#### Records provided ####

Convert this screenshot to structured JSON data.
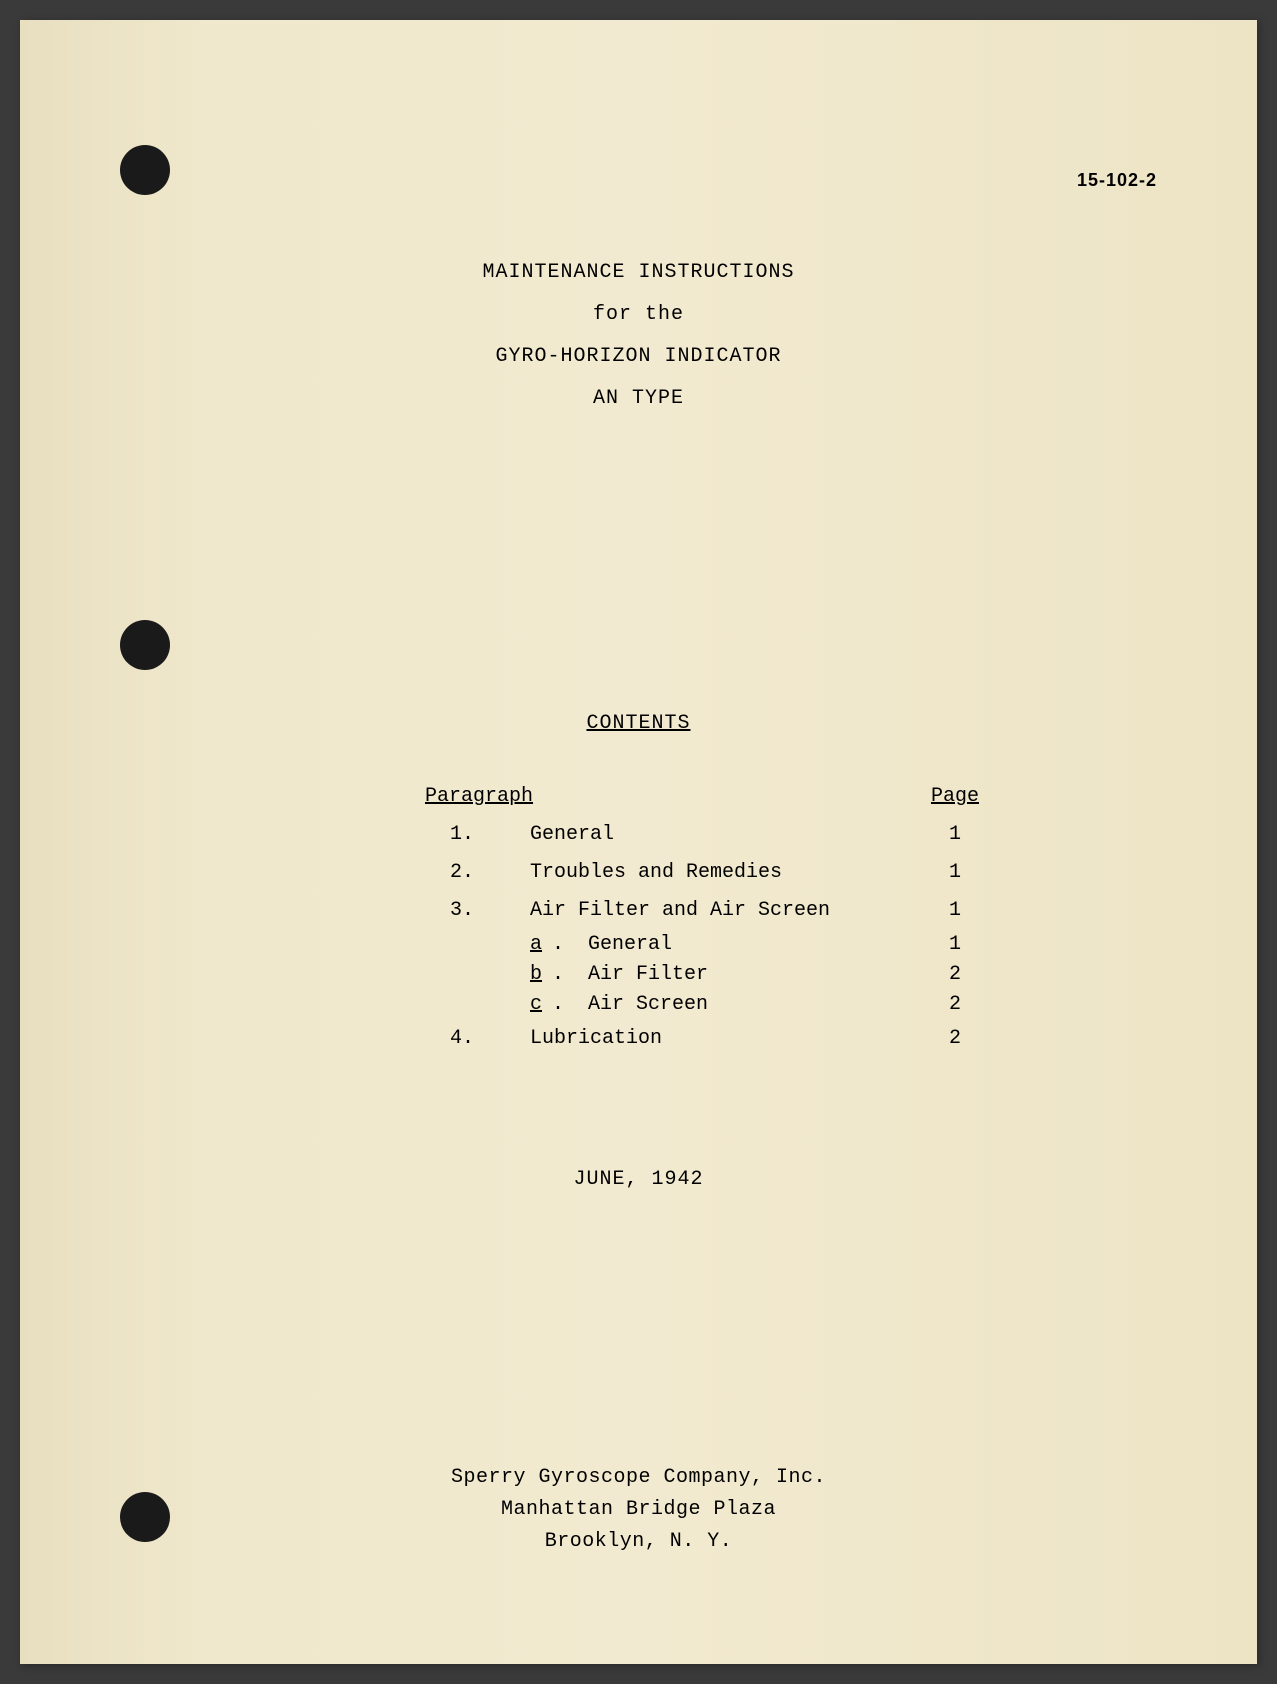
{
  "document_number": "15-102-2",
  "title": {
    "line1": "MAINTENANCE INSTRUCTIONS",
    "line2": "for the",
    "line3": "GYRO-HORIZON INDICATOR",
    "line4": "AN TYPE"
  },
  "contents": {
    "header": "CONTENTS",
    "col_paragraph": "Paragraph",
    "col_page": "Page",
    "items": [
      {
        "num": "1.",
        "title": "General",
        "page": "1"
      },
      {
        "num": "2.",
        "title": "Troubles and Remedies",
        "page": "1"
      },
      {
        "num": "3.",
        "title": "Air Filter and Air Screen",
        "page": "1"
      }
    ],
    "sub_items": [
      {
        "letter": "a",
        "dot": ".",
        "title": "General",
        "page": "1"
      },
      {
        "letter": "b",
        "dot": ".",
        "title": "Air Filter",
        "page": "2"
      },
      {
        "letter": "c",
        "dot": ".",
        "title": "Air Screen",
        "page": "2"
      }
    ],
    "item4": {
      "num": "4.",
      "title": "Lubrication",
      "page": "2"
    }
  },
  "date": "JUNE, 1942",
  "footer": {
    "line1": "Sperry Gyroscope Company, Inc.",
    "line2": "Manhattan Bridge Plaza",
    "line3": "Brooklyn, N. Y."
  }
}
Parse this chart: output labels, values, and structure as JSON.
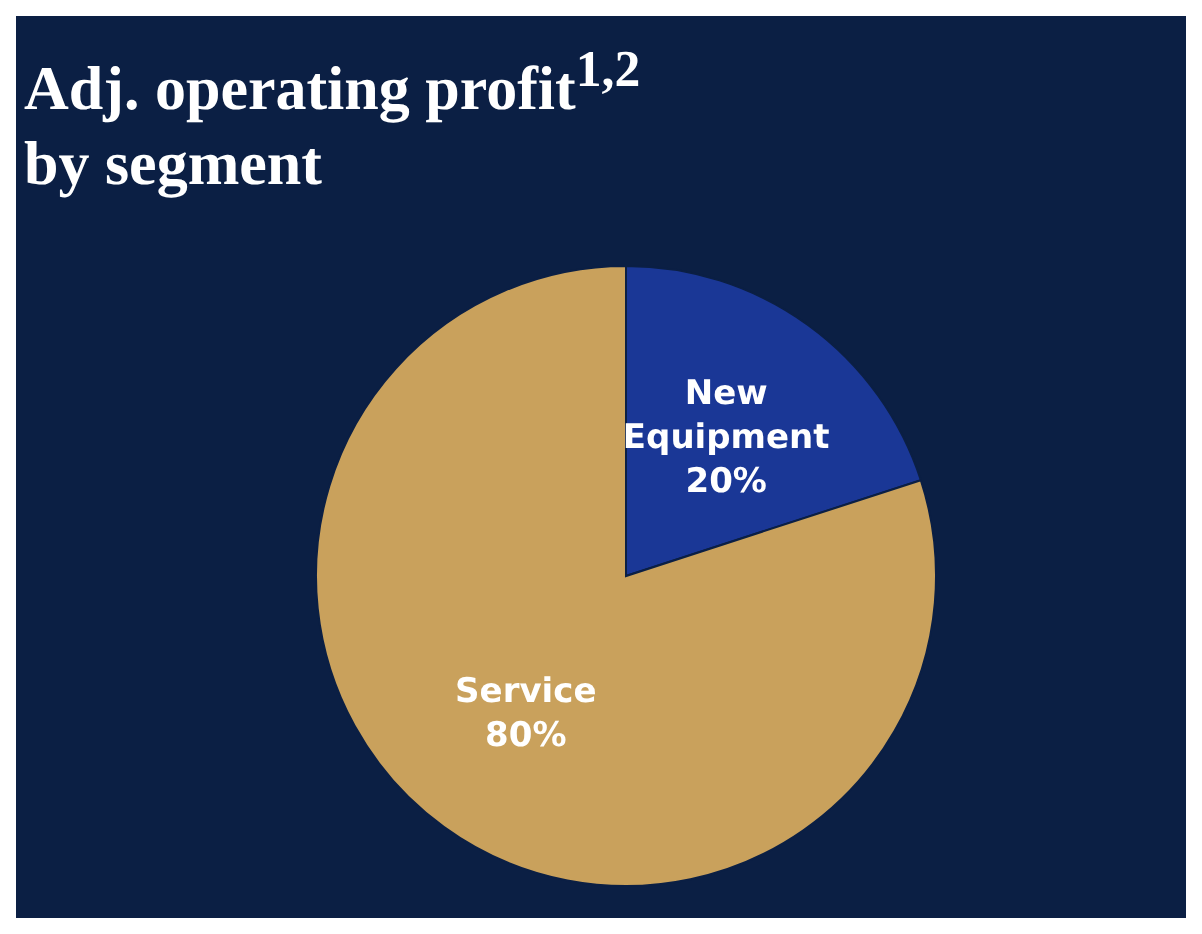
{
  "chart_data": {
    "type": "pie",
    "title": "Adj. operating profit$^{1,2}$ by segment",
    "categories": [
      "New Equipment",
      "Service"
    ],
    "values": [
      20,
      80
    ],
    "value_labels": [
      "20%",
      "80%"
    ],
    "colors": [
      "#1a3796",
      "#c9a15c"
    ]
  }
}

####

To be done -> Find the word "values" in the records and pull out each line that has it.

Solution to the problem ->
Parse this chart: output labels, values, and structure as JSON.
    "values": [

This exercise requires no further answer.